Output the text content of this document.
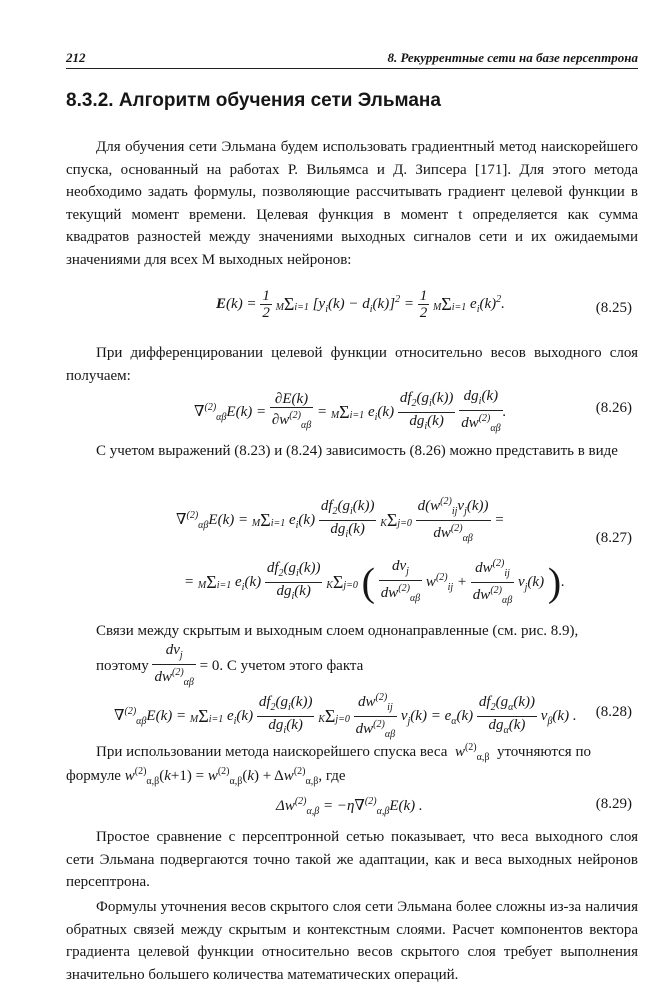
212	8. Рекуррентные сети на базе персептрона
8.3.2. Алгоритм обучения сети Эльмана

Для обучения сети Эльмана будем использовать градиентный метод наискорейшего спуска, основанный на работах Р. Вильямса и Д. Зипсера [171]. Для этого метода необходимо задать формулы, позволяющие рассчитывать градиент целевой функции в текущий момент времени. Целевая функция в момент t определяется как сумма квадратов разностей между значениями выходных сигналов сети и их ожидаемыми значениями для всех M выходных нейронов:

$E(k) = \frac{1}{2} M\Sigma i=1$ $[y_i(k) - d_i(k)]^2 = \frac{1}{2} M\Sigma i=1$ $e_i(k)^2$.	(8.25)

При дифференцировании целевой функции относительно весов выходного слоя получаем:

$\nabla^{(2)}_{\alpha\beta}E(k) = \frac{\partial E(k)}{\partial w^{(2)}_{\alpha\beta}} = M\Sigma i=1$ $e_i(k) \frac{df_2(g_i(k))}{dg_i(k)}$
$\frac{dg_i(k)}{dw^{(2)}_{\alpha\beta}}$ .	(8.26)

С учетом выражений (8.23) и (8.24) зависимость (8.26) можно представить в виде

∇$^{(2)}_{\alpha\beta}$E(k) = MΣi=1 $e_i(k) \frac{df_2(g_i(k))}{dg_i(k)} K\Sigma j=0 \frac{d(w^{(2)}_{ij}v_j(k))}{dw^{(2)}_{\alpha\beta}}$ =
= MΣi=1 $e_i(k) \frac{df_2(g_i(k))}{dg_i(k)} K\Sigma j=0$ ( $\frac{dv_j}{dw^{(2)}_{\alpha\beta}} w^{(2)}_{ij} + \frac{dw^{(2)}_{ij}}{dw^{(2)}_{\alpha\beta}} v_j(k)$ ).
(8.27)

Связи между скрытым и выходным слоем однонаправленные (см. рис. 8.9),

поэтому $\frac{dv_j}{dw^{(2)}_{\alpha\beta}} = 0$. С учетом этого факта
∇$^{(2)}_{\alpha\beta}$E(k) = MΣi=1 $e_i(k) \frac{df_2(g_i(k))}{dg_i(k)} K\Sigma j=0 \frac{dw^{(2)}_{ij}}{dw^{(2)}_{\alpha\beta}} v_j(k) = e_\alpha(k) \frac{df_2(g_\alpha(k))}{dg_\alpha(k)} v_\beta(k)$ . (8.28)
При использовании метода наискорейшего спуска веса $w^{(2)}_{\alpha,\beta}$ уточняются по
формуле $w^{(2)}_{\alpha,\beta}(k+1) = w^{(2)}_{\alpha,\beta}(k) + \Delta w^{(2)}_{\alpha,\beta}$, где
$\Delta w^{(2)}_{\alpha,\beta} = -\eta\nabla^{(2)}_{\alpha,\beta}E(k)$ .	(8.29)

Простое сравнение с персептронной сетью показывает, что веса выходного слоя сети Эльмана подвергаются точно такой же адаптации, как и веса выходных нейронов персептрона.

Формулы уточнения весов скрытого слоя сети Эльмана более сложны из-за наличия обратных связей между скрытым и контекстным слоями. Расчет компонентов вектора градиента целевой функции относительно весов скрытого слоя требует выполнения значительно большего количества математических операций.
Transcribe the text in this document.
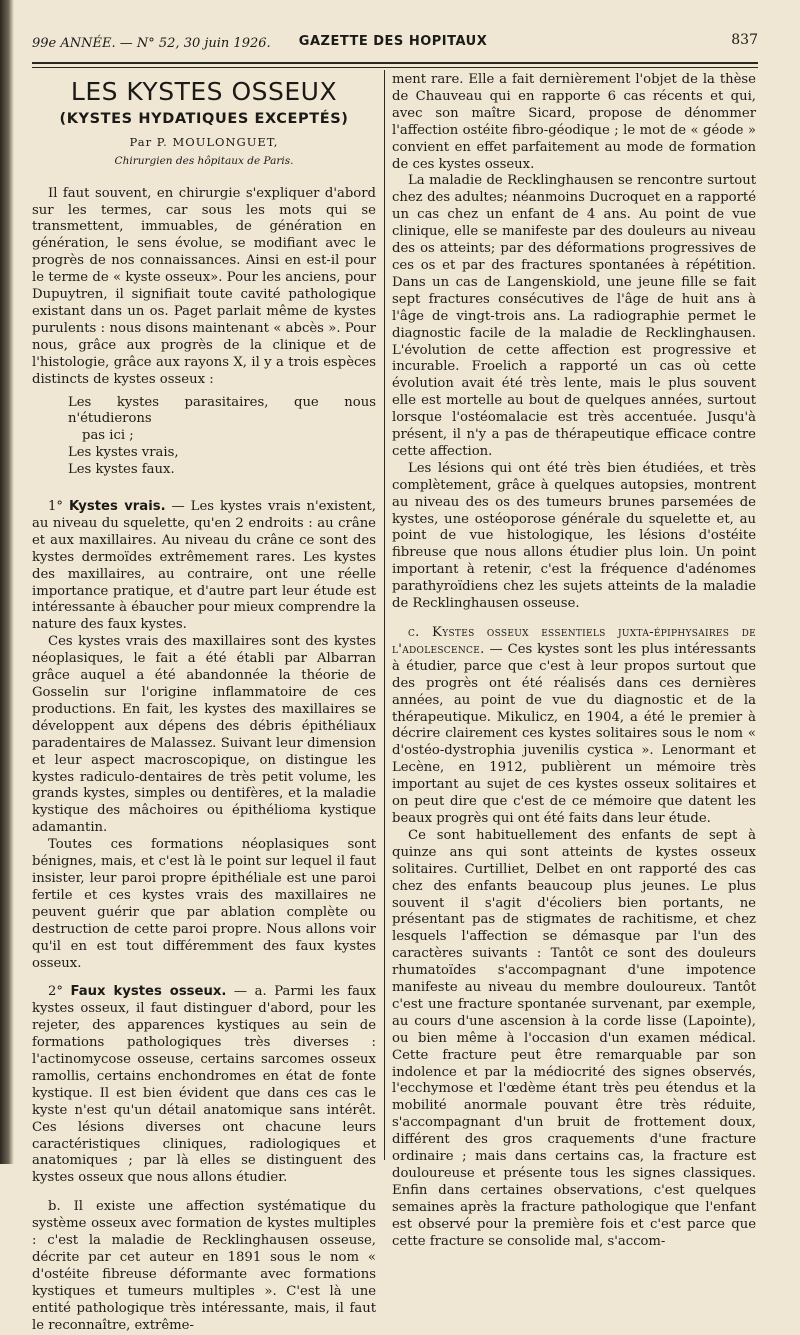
99e ANNÉE. — N° 52, 30 juin 1926.	GAZETTE DES HOPITAUX	837
LES KYSTES OSSEUX
(KYSTES HYDATIQUES EXCEPTÉS)
Par P. MOULONGUET,
Chirurgien des hôpitaux de Paris.

Il faut souvent, en chirurgie s'expliquer d'abord sur les termes, car sous les mots qui se transmettent, immuables, de génération en génération, le sens évolue, se modifiant avec le progrès de nos connaissances. Ainsi en est-il pour le terme de « kyste osseux». Pour les anciens, pour Dupuytren, il signifiait toute cavité pathologique existant dans un os. Paget parlait même de kystes purulents : nous disons maintenant « abcès ». Pour nous, grâce aux progrès de la clinique et de l'histologie, grâce aux rayons X, il y a trois espèces distincts de kystes osseux :

Les kystes parasitaires, que nous n'étudierons
pas ici ;
Les kystes vrais,
Les kystes faux.

1° Kystes vrais. — Les kystes vrais n'existent, au niveau du squelette, qu'en 2 endroits : au crâne et aux maxillaires. Au niveau du crâne ce sont des kystes dermoïdes extrêmement rares. Les kystes des maxillaires, au contraire, ont une réelle importance pratique, et d'autre part leur étude est intéressante à ébaucher pour mieux comprendre la nature des faux kystes.

Ces kystes vrais des maxillaires sont des kystes néoplasiques, le fait a été établi par Albarran grâce auquel a été abandonnée la théorie de Gosselin sur l'origine inflammatoire de ces productions. En fait, les kystes des maxillaires se développent aux dépens des débris épithéliaux paradentaires de Malassez. Suivant leur dimension et leur aspect macroscopique, on distingue les kystes radiculo-dentaires de très petit volume, les grands kystes, simples ou dentifères, et la maladie kystique des mâchoires ou épithélioma kystique adamantin.

Toutes ces formations néoplasiques sont bénignes, mais, et c'est là le point sur lequel il faut insister, leur paroi propre épithéliale est une paroi fertile et ces kystes vrais des maxillaires ne peuvent guérir que par ablation complète ou destruction de cette paroi propre. Nous allons voir qu'il en est tout différemment des faux kystes osseux.

2° Faux kystes osseux. — a. Parmi les faux kystes osseux, il faut distinguer d'abord, pour les rejeter, des apparences kystiques au sein de formations pathologiques très diverses : l'actinomycose osseuse, certains sarcomes osseux ramollis, certains enchondromes en état de fonte kystique. Il est bien évident que dans ces cas le kyste n'est qu'un détail anatomique sans intérêt. Ces lésions diverses ont chacune leurs caractéristiques cliniques, radiologiques et anatomiques ; par là elles se distinguent des kystes osseux que nous allons étudier.

b. Il existe une affection systématique du système osseux avec formation de kystes multiples : c'est la maladie de Recklinghausen osseuse, décrite par cet auteur en 1891 sous le nom « d'ostéite fibreuse déformante avec formations kystiques et tumeurs multiples ». C'est là une entité pathologique très intéressante, mais, il faut le reconnaître, extrême-

ment rare. Elle a fait dernièrement l'objet de la thèse de Chauveau qui en rapporte 6 cas récents et qui, avec son maître Sicard, propose de dénommer l'affection ostéite fibro-géodique ; le mot de « géode » convient en effet parfaitement au mode de formation de ces kystes osseux.

La maladie de Recklinghausen se rencontre surtout chez des adultes; néanmoins Ducroquet en a rapporté un cas chez un enfant de 4 ans. Au point de vue clinique, elle se manifeste par des douleurs au niveau des os atteints; par des déformations progressives de ces os et par des fractures spontanées à répétition. Dans un cas de Langenskiold, une jeune fille se fait sept fractures consécutives de l'âge de huit ans à l'âge de vingt-trois ans. La radiographie permet le diagnostic facile de la maladie de Recklinghausen. L'évolution de cette affection est progressive et incurable. Froelich a rapporté un cas où cette évolution avait été très lente, mais le plus souvent elle est mortelle au bout de quelques années, surtout lorsque l'ostéomalacie est très accentuée. Jusqu'à présent, il n'y a pas de thérapeutique efficace contre cette affection.

Les lésions qui ont été très bien étudiées, et très complètement, grâce à quelques autopsies, montrent au niveau des os des tumeurs brunes parsemées de kystes, une ostéoporose générale du squelette et, au point de vue histologique, les lésions d'ostéite fibreuse que nous allons étudier plus loin. Un point important à retenir, c'est la fréquence d'adénomes parathyroïdiens chez les sujets atteints de la maladie de Recklinghausen osseuse.

c. Kystes osseux essentiels juxta-épiphysaires de l'adolescence. — Ces kystes sont les plus intéressants à étudier, parce que c'est à leur propos surtout que des progrès ont été réalisés dans ces dernières années, au point de vue du diagnostic et de la thérapeutique. Mikulicz, en 1904, a été le premier à décrire clairement ces kystes solitaires sous le nom « d'ostéo-dystrophia juvenilis cystica ». Lenormant et Lecène, en 1912, publièrent un mémoire très important au sujet de ces kystes osseux solitaires et on peut dire que c'est de ce mémoire que datent les beaux progrès qui ont été faits dans leur étude.

Ce sont habituellement des enfants de sept à quinze ans qui sont atteints de kystes osseux solitaires. Curtilliet, Delbet en ont rapporté des cas chez des enfants beaucoup plus jeunes. Le plus souvent il s'agit d'écoliers bien portants, ne présentant pas de stigmates de rachitisme, et chez lesquels l'affection se démasque par l'un des caractères suivants : Tantôt ce sont des douleurs rhumatoïdes s'accompagnant d'une impotence manifeste au niveau du membre douloureux. Tantôt c'est une fracture spontanée survenant, par exemple, au cours d'une ascension à la corde lisse (Lapointe), ou bien même à l'occasion d'un examen médical. Cette fracture peut être remarquable par son indolence et par la médiocrité des signes observés, l'ecchymose et l'œdème étant très peu étendus et la mobilité anormale pouvant être très réduite, s'accompagnant d'un bruit de frottement doux, différent des gros craquements d'une fracture ordinaire ; mais dans certains cas, la fracture est douloureuse et présente tous les signes classiques. Enfin dans certaines observations, c'est quelques semaines après la fracture pathologique que l'enfant est observé pour la première fois et c'est parce que cette fracture se consolide mal, s'accom-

▬▬▬

WRITTEN REQUEST | Look through the entries above and report the number of lines that contain "относительно". Write only the number.

EXERCISE RESULT | 2